_EXTRACTED MATERIAL_

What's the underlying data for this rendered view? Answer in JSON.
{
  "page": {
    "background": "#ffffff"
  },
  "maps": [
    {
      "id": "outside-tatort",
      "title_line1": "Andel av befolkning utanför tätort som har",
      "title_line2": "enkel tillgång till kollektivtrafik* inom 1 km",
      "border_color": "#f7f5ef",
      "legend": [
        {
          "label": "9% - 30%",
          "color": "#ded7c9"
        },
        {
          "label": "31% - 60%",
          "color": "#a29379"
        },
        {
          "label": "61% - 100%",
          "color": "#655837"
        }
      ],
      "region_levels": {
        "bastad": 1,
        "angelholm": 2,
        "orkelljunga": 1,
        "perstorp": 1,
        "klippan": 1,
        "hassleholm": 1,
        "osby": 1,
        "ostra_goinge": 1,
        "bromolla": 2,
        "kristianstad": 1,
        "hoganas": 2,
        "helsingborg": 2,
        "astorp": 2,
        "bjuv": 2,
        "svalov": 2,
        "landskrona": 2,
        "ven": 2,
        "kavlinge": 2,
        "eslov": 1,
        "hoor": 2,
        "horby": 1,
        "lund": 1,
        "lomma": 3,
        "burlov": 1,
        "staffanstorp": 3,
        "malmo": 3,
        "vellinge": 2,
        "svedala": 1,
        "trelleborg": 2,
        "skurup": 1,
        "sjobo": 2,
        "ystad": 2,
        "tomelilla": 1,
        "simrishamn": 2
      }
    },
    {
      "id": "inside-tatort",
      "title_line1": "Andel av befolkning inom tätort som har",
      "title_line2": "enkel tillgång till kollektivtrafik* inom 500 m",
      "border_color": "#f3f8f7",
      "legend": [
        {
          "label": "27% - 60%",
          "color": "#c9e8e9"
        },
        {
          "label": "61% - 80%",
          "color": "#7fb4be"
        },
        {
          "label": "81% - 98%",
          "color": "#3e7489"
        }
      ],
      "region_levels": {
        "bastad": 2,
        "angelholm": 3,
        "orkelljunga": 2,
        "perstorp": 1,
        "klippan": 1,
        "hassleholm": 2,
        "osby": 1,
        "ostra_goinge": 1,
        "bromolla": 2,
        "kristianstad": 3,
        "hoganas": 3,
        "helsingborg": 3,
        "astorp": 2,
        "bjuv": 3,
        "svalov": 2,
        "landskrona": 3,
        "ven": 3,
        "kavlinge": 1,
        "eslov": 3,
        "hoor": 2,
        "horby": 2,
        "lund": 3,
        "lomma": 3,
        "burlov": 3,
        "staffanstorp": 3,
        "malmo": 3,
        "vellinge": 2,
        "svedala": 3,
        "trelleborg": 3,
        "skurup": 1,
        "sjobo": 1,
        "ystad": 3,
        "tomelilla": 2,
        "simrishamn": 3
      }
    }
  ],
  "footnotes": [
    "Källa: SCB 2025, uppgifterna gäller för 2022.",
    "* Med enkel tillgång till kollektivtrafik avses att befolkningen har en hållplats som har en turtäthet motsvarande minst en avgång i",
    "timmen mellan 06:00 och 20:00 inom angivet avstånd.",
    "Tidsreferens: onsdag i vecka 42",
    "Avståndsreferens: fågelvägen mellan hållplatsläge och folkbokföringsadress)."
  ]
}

_TASK PROMPT_
Reproduce the listing shown above in its entirety, exactly.

_REPLY_
What's the underlying data for this rendered view? Answer in JSON.
{
  "page": {
    "background": "#ffffff"
  },
  "maps": [
    {
      "id": "outside-tatort",
      "title_line1": "Andel av befolkning utanför tätort som har",
      "title_line2": "enkel tillgång till kollektivtrafik* inom 1 km",
      "border_color": "#f7f5ef",
      "legend": [
        {
          "label": "9% - 30%",
          "color": "#ded7c9"
        },
        {
          "label": "31% - 60%",
          "color": "#a29379"
        },
        {
          "label": "61% - 100%",
          "color": "#655837"
        }
      ],
      "region_levels": {
        "bastad": 1,
        "angelholm": 2,
        "orkelljunga": 1,
        "perstorp": 1,
        "klippan": 1,
        "hassleholm": 1,
        "osby": 1,
        "ostra_goinge": 1,
        "bromolla": 2,
        "kristianstad": 1,
        "hoganas": 2,
        "helsingborg": 2,
        "astorp": 2,
        "bjuv": 2,
        "svalov": 2,
        "landskrona": 2,
        "ven": 2,
        "kavlinge": 2,
        "eslov": 1,
        "hoor": 2,
        "horby": 1,
        "lund": 1,
        "lomma": 3,
        "burlov": 1,
        "staffanstorp": 3,
        "malmo": 3,
        "vellinge": 2,
        "svedala": 1,
        "trelleborg": 2,
        "skurup": 1,
        "sjobo": 2,
        "ystad": 2,
        "tomelilla": 1,
        "simrishamn": 2
      }
    },
    {
      "id": "inside-tatort",
      "title_line1": "Andel av befolkning inom tätort som har",
      "title_line2": "enkel tillgång till kollektivtrafik* inom 500 m",
      "border_color": "#f3f8f7",
      "legend": [
        {
          "label": "27% - 60%",
          "color": "#c9e8e9"
        },
        {
          "label": "61% - 80%",
          "color": "#7fb4be"
        },
        {
          "label": "81% - 98%",
          "color": "#3e7489"
        }
      ],
      "region_levels": {
        "bastad": 2,
        "angelholm": 3,
        "orkelljunga": 2,
        "perstorp": 1,
        "klippan": 1,
        "hassleholm": 2,
        "osby": 1,
        "ostra_goinge": 1,
        "bromolla": 2,
        "kristianstad": 3,
        "hoganas": 3,
        "helsingborg": 3,
        "astorp": 2,
        "bjuv": 3,
        "svalov": 2,
        "landskrona": 3,
        "ven": 3,
        "kavlinge": 1,
        "eslov": 3,
        "hoor": 2,
        "horby": 2,
        "lund": 3,
        "lomma": 3,
        "burlov": 3,
        "staffanstorp": 3,
        "malmo": 3,
        "vellinge": 2,
        "svedala": 3,
        "trelleborg": 3,
        "skurup": 1,
        "sjobo": 1,
        "ystad": 3,
        "tomelilla": 2,
        "simrishamn": 3
      }
    }
  ],
  "footnotes": [
    "Källa: SCB 2025, uppgifterna gäller för 2022.",
    "* Med enkel tillgång till kollektivtrafik avses att befolkningen har en hållplats som har en turtäthet motsvarande minst en avgång i",
    "timmen mellan 06:00 och 20:00 inom angivet avstånd.",
    "Tidsreferens: onsdag i vecka 42",
    "Avståndsreferens: fågelvägen mellan hållplatsläge och folkbokföringsadress)."
  ]
}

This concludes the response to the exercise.